__TASK DESCRIPTION__. Please answer from the excerpt on suburban sprawl: what goal does it propose in response to the problems caused by the global economy?

__EXCERPT__.
Today, there are a few things that are starting to reverse the trend towards sprawl. For one thing, the sprawl surrounding many cities is running up against the sprawl surrounding other cities, which is reducing the amount of undeveloped land that is available and is driving up its price. There is also an environmental backlash to the continued destruction of natural habitats and the extinction of so many plant and animal species. Increasing congestion is also lengthening commute times, and rising gas prices are adding a financial disincentive to living so far from work and shopping.

In time, the changes that we are now experiencing may help to push us into making things better. However, we really need to take action now, before we totally ruin our environment, before we can no longer afford to buy gas, before our economy is in ruins, and before our civilization collapses.


Our use of and dependence on motor vehicles is one of our biggest problems and a roadblock towards change. Not only is it expensive in terms of lost time, money, lives and habitat, but the roads and highways within communities are expensive, and separate and isolate people and many plant and animal species. Therefore, one of our top goals must be to redesign our communities into ones that depend less on the need for motor vehicles.

Another big problem is our loss of farm land, open spaces, and natural habitat. Without enough farm land we cannot produce enough food and we will need to import more of our food. In addition, with the loss of our open spaces and natural habitats, not only do many plants and animals lose their homes, but we also lose much of the biodiversity that all life depends on for survival. Therefore, another goal must be to use the least amount of land that we can for our homes, businesses and roads, so that more can be used for farms, open spaces and natural habitats.

Our global economy is also causing many problems. Energy costs are rising and increasing the cost of the transportation used to ship goods, which is increasing the cost of our imports and exports. International conflicts and diminishing oil reserves are making foreign trade less secure and threatening to cause shortages that could result in a recession that could lead to another great depression. Therefore, another goal would be to shift more manufacturing closer to the consumer.

Pollution, blight, rundown neighborhoods, abandoned building, and crime are also problems that need to be addressed. In our recent history, suburbs have been nicer, cleaner and safer places to live than the cities, but that situation is changing and more of the problems that were thought of as urban problems are also moving out to the suburbs while many cities are now trying to clean themselves up. People want to live in a nice clean secure community, but more suburban sprawl is not now, nor has it really ever been, the answer. Therefore, another goal would be to find ways to keep our communities clean and safe.


With all the problems that already exist and are developing with suburban lifestyles, is the answer to move more people into our cities? This would allow for smaller suburbs, which could mean less land used for housing and roads, less commuting by car, more people being able to walk or use mass transit, and reduced pollution. The problem is that our current cities do not really meet most of our goals, and they still have the same problems that drove people to suburbs in the first place.

__DATA SHOWN__.
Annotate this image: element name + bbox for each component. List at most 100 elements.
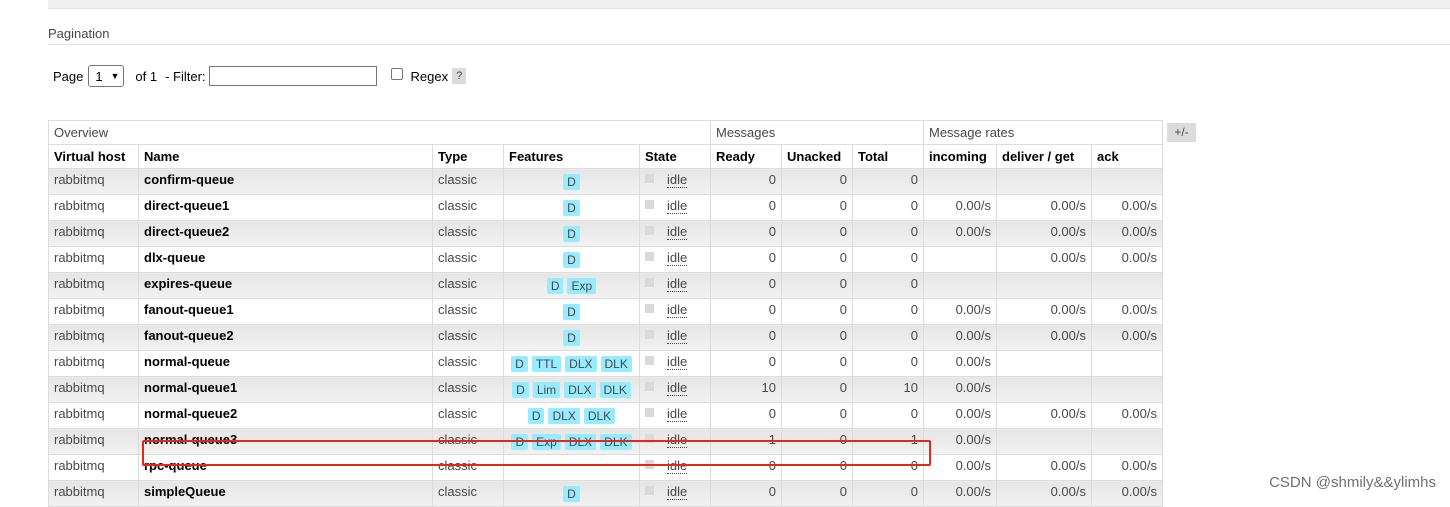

__REPLY__. Shifting more manufacturing closer to the consumer.